Exercise instructions: Under this task are some entries; return every one of them exactly.

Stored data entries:
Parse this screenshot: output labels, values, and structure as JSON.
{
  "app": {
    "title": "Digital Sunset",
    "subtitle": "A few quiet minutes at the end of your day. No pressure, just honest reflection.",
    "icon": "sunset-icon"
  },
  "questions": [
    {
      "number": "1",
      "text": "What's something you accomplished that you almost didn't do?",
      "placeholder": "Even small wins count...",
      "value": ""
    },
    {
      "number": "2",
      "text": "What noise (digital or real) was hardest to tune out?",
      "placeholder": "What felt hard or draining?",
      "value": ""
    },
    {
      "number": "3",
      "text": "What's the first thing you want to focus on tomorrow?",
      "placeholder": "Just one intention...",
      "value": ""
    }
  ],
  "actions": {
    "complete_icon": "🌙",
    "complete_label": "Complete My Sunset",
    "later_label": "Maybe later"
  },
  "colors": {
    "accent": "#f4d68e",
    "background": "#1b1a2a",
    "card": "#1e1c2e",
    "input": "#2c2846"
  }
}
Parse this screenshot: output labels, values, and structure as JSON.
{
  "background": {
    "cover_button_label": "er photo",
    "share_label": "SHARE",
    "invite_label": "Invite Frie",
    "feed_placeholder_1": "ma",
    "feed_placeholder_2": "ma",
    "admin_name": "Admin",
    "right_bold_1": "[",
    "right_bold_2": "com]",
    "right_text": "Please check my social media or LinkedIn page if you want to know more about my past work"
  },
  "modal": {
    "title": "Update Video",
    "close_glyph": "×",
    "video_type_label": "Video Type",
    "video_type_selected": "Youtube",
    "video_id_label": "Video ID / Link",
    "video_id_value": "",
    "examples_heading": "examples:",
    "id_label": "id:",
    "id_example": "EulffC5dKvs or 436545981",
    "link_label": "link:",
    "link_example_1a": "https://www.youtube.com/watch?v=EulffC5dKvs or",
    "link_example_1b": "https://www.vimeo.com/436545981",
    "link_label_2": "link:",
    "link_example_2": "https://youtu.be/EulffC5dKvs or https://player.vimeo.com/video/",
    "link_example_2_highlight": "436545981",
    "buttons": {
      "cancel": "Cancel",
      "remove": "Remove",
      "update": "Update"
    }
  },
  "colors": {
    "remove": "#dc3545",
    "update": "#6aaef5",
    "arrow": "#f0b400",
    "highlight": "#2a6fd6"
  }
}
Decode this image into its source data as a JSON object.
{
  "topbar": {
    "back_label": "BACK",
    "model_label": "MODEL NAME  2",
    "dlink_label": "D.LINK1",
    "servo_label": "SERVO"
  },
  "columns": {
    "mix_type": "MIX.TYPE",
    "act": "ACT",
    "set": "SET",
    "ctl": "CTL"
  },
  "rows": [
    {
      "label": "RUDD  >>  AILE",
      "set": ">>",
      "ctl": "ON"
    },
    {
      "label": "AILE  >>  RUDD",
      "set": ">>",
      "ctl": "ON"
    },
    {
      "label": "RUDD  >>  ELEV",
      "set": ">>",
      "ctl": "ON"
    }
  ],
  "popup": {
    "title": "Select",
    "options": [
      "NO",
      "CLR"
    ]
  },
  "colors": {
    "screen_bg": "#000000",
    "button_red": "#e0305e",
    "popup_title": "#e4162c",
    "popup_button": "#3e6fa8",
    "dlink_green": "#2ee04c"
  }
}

Exercise answer:
Parse this screenshot: output labels, values, and structure as JSON.
{
  "app": {
    "title": "Digital Sunset",
    "subtitle": "A few quiet minutes at the end of your day. No pressure, just honest reflection.",
    "icon": "sunset-icon"
  },
  "questions": [
    {
      "number": "1",
      "text": "What's something you accomplished that you almost didn't do?",
      "placeholder": "Even small wins count...",
      "value": ""
    },
    {
      "number": "2",
      "text": "What noise (digital or real) was hardest to tune out?",
      "placeholder": "What felt hard or draining?",
      "value": ""
    },
    {
      "number": "3",
      "text": "What's the first thing you want to focus on tomorrow?",
      "placeholder": "Just one intention...",
      "value": ""
    }
  ],
  "actions": {
    "complete_icon": "🌙",
    "complete_label": "Complete My Sunset",
    "later_label": "Maybe later"
  },
  "colors": {
    "accent": "#f4d68e",
    "background": "#1b1a2a",
    "card": "#1e1c2e",
    "input": "#2c2846"
  }
}
Parse this screenshot: output labels, values, and structure as JSON.
{
  "background": {
    "cover_button_label": "er photo",
    "share_label": "SHARE",
    "invite_label": "Invite Frie",
    "feed_placeholder_1": "ma",
    "feed_placeholder_2": "ma",
    "admin_name": "Admin",
    "right_bold_1": "[",
    "right_bold_2": "com]",
    "right_text": "Please check my social media or LinkedIn page if you want to know more about my past work"
  },
  "modal": {
    "title": "Update Video",
    "close_glyph": "×",
    "video_type_label": "Video Type",
    "video_type_selected": "Youtube",
    "video_id_label": "Video ID / Link",
    "video_id_value": "",
    "examples_heading": "examples:",
    "id_label": "id:",
    "id_example": "EulffC5dKvs or 436545981",
    "link_label": "link:",
    "link_example_1a": "https://www.youtube.com/watch?v=EulffC5dKvs or",
    "link_example_1b": "https://www.vimeo.com/436545981",
    "link_label_2": "link:",
    "link_example_2": "https://youtu.be/EulffC5dKvs or https://player.vimeo.com/video/",
    "link_example_2_highlight": "436545981",
    "buttons": {
      "cancel": "Cancel",
      "remove": "Remove",
      "update": "Update"
    }
  },
  "colors": {
    "remove": "#dc3545",
    "update": "#6aaef5",
    "arrow": "#f0b400",
    "highlight": "#2a6fd6"
  }
}
Decode this image into its source data as a JSON object.
{
  "topbar": {
    "back_label": "BACK",
    "model_label": "MODEL NAME  2",
    "dlink_label": "D.LINK1",
    "servo_label": "SERVO"
  },
  "columns": {
    "mix_type": "MIX.TYPE",
    "act": "ACT",
    "set": "SET",
    "ctl": "CTL"
  },
  "rows": [
    {
      "label": "RUDD  >>  AILE",
      "set": ">>",
      "ctl": "ON"
    },
    {
      "label": "AILE  >>  RUDD",
      "set": ">>",
      "ctl": "ON"
    },
    {
      "label": "RUDD  >>  ELEV",
      "set": ">>",
      "ctl": "ON"
    }
  ],
  "popup": {
    "title": "Select",
    "options": [
      "NO",
      "CLR"
    ]
  },
  "colors": {
    "screen_bg": "#000000",
    "button_red": "#e0305e",
    "popup_title": "#e4162c",
    "popup_button": "#3e6fa8",
    "dlink_green": "#2ee04c"
  }
}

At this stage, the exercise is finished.